**Data entries:**
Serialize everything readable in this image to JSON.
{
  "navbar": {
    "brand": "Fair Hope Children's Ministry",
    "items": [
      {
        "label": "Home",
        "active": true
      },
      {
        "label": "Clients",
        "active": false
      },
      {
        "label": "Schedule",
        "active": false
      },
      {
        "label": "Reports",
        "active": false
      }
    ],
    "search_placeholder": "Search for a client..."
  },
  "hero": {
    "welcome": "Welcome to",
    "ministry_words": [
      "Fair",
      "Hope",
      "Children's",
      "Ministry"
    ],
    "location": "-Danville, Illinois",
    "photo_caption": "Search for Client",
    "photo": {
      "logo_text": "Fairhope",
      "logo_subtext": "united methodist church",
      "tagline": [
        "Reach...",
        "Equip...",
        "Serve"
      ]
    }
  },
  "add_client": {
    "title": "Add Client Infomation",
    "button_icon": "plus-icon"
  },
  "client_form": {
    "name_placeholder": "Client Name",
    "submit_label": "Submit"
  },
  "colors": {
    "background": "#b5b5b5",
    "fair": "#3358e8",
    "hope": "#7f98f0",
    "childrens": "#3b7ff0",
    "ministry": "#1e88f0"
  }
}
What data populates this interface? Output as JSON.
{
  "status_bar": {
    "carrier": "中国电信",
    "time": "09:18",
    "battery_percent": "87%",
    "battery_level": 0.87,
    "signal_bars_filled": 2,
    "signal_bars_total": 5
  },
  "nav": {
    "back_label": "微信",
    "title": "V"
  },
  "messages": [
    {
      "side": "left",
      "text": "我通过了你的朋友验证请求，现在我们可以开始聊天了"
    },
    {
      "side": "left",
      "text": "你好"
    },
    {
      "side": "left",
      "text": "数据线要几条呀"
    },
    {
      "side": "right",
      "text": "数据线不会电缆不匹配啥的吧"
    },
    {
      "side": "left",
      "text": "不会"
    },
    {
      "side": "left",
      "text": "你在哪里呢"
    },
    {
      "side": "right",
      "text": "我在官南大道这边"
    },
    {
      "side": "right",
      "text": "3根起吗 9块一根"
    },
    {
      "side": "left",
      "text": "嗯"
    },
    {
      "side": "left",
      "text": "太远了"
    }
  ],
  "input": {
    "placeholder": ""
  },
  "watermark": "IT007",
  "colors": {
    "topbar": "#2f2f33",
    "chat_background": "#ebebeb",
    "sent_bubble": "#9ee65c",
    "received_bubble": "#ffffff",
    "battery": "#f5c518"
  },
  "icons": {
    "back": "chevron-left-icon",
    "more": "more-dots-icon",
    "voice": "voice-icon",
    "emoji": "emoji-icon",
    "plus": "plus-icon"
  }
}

**What is needed:** Return every record, word for word.

**Written solution:**
Serialize everything readable in this image to JSON.
{
  "navbar": {
    "brand": "Fair Hope Children's Ministry",
    "items": [
      {
        "label": "Home",
        "active": true
      },
      {
        "label": "Clients",
        "active": false
      },
      {
        "label": "Schedule",
        "active": false
      },
      {
        "label": "Reports",
        "active": false
      }
    ],
    "search_placeholder": "Search for a client..."
  },
  "hero": {
    "welcome": "Welcome to",
    "ministry_words": [
      "Fair",
      "Hope",
      "Children's",
      "Ministry"
    ],
    "location": "-Danville, Illinois",
    "photo_caption": "Search for Client",
    "photo": {
      "logo_text": "Fairhope",
      "logo_subtext": "united methodist church",
      "tagline": [
        "Reach...",
        "Equip...",
        "Serve"
      ]
    }
  },
  "add_client": {
    "title": "Add Client Infomation",
    "button_icon": "plus-icon"
  },
  "client_form": {
    "name_placeholder": "Client Name",
    "submit_label": "Submit"
  },
  "colors": {
    "background": "#b5b5b5",
    "fair": "#3358e8",
    "hope": "#7f98f0",
    "childrens": "#3b7ff0",
    "ministry": "#1e88f0"
  }
}
What data populates this interface? Output as JSON.
{
  "status_bar": {
    "carrier": "中国电信",
    "time": "09:18",
    "battery_percent": "87%",
    "battery_level": 0.87,
    "signal_bars_filled": 2,
    "signal_bars_total": 5
  },
  "nav": {
    "back_label": "微信",
    "title": "V"
  },
  "messages": [
    {
      "side": "left",
      "text": "我通过了你的朋友验证请求，现在我们可以开始聊天了"
    },
    {
      "side": "left",
      "text": "你好"
    },
    {
      "side": "left",
      "text": "数据线要几条呀"
    },
    {
      "side": "right",
      "text": "数据线不会电缆不匹配啥的吧"
    },
    {
      "side": "left",
      "text": "不会"
    },
    {
      "side": "left",
      "text": "你在哪里呢"
    },
    {
      "side": "right",
      "text": "我在官南大道这边"
    },
    {
      "side": "right",
      "text": "3根起吗 9块一根"
    },
    {
      "side": "left",
      "text": "嗯"
    },
    {
      "side": "left",
      "text": "太远了"
    }
  ],
  "input": {
    "placeholder": ""
  },
  "watermark": "IT007",
  "colors": {
    "topbar": "#2f2f33",
    "chat_background": "#ebebeb",
    "sent_bubble": "#9ee65c",
    "received_bubble": "#ffffff",
    "battery": "#f5c518"
  },
  "icons": {
    "back": "chevron-left-icon",
    "more": "more-dots-icon",
    "voice": "voice-icon",
    "emoji": "emoji-icon",
    "plus": "plus-icon"
  }
}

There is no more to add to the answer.